**Stated problem:** Spot every line with the word "text" and return it.

**Given entries:**
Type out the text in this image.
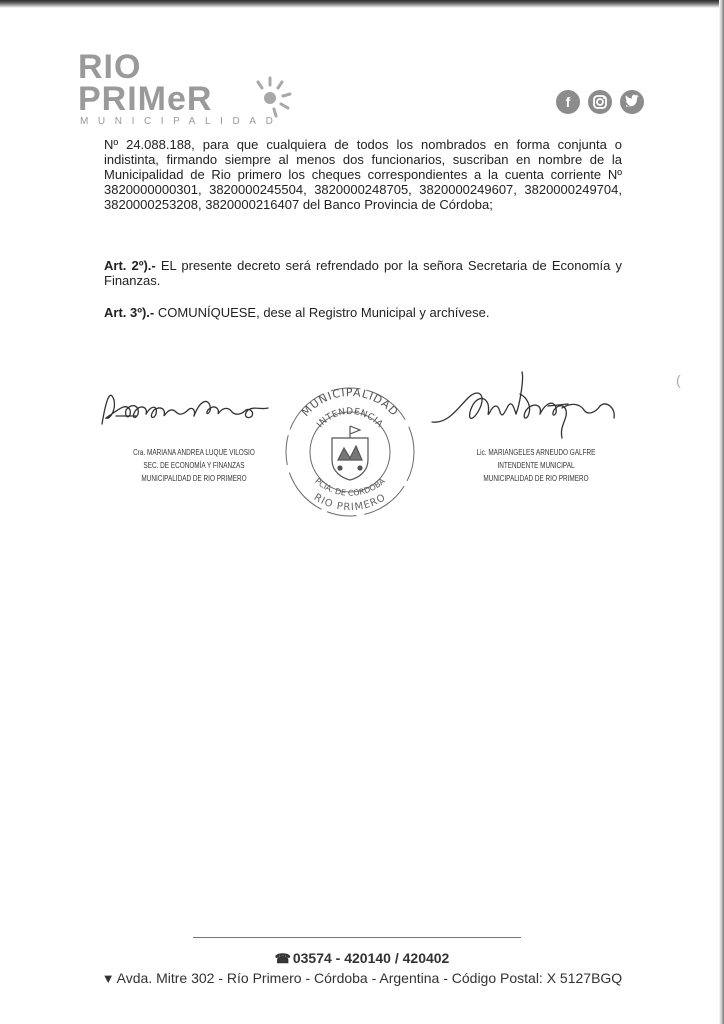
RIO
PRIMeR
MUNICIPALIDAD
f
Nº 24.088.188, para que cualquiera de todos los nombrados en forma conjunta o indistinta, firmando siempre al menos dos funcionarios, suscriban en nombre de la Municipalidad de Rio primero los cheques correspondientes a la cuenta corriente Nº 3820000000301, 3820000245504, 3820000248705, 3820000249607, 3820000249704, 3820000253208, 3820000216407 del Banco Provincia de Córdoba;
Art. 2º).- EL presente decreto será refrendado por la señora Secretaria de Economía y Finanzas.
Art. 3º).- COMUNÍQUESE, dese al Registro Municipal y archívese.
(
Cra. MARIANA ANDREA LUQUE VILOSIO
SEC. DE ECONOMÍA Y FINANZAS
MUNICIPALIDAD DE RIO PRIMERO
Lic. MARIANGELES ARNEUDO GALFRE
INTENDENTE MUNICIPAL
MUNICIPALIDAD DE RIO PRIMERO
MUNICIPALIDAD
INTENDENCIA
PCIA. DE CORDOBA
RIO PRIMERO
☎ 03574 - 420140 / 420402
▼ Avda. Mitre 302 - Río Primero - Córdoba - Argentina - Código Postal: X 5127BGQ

---

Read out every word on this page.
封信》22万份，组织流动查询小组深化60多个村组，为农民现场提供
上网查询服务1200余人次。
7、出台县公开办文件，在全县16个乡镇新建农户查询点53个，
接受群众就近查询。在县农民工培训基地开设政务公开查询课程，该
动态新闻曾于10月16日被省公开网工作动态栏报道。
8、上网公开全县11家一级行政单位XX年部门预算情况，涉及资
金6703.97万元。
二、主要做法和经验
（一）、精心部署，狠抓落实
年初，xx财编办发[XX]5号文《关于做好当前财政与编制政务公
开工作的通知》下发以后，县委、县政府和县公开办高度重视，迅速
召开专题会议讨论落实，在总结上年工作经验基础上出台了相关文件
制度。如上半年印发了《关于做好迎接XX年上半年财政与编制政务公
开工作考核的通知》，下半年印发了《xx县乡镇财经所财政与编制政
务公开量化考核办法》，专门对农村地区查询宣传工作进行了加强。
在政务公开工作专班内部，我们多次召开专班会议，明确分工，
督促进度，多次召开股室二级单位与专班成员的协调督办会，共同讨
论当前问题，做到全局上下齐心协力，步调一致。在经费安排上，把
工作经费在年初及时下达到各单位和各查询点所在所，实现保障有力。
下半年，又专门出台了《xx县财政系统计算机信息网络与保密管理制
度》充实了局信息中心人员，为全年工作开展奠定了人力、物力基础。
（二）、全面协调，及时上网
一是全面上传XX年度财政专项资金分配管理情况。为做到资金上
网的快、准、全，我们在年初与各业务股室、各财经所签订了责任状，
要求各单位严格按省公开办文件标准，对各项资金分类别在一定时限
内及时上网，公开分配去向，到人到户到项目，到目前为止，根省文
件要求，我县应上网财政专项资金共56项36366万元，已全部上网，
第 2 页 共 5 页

...

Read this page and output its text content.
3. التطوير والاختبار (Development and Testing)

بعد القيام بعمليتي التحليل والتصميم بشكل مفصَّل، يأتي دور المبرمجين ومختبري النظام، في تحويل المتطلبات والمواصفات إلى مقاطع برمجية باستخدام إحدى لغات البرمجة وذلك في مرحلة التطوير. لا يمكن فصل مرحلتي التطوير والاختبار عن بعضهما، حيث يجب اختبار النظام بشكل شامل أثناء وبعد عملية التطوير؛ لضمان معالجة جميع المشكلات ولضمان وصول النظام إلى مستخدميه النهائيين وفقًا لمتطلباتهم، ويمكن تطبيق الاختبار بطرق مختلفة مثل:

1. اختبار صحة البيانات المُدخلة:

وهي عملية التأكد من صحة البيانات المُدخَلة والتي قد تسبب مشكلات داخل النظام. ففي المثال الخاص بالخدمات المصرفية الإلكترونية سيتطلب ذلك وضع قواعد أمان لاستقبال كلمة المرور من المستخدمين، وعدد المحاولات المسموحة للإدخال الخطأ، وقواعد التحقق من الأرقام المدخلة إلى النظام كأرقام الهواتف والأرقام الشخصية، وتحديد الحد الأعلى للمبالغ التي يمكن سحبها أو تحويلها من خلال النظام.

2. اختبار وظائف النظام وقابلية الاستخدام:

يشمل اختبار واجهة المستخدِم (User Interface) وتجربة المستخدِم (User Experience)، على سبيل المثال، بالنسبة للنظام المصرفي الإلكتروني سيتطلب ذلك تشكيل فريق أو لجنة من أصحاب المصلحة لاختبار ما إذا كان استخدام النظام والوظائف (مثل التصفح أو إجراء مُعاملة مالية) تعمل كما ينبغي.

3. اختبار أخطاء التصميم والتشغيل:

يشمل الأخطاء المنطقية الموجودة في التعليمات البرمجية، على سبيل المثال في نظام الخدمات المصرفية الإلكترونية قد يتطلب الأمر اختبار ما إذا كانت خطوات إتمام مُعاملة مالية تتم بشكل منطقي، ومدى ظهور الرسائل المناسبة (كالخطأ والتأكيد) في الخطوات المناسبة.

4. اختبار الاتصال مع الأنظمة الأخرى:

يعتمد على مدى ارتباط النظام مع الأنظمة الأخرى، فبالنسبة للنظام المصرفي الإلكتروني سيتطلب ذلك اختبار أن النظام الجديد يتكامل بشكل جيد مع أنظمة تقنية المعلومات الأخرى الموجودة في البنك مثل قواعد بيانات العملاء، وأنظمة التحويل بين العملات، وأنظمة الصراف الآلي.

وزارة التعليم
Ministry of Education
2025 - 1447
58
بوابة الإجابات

**Finished exercise:**
Type out the text in this image.
Read this page and output its text content.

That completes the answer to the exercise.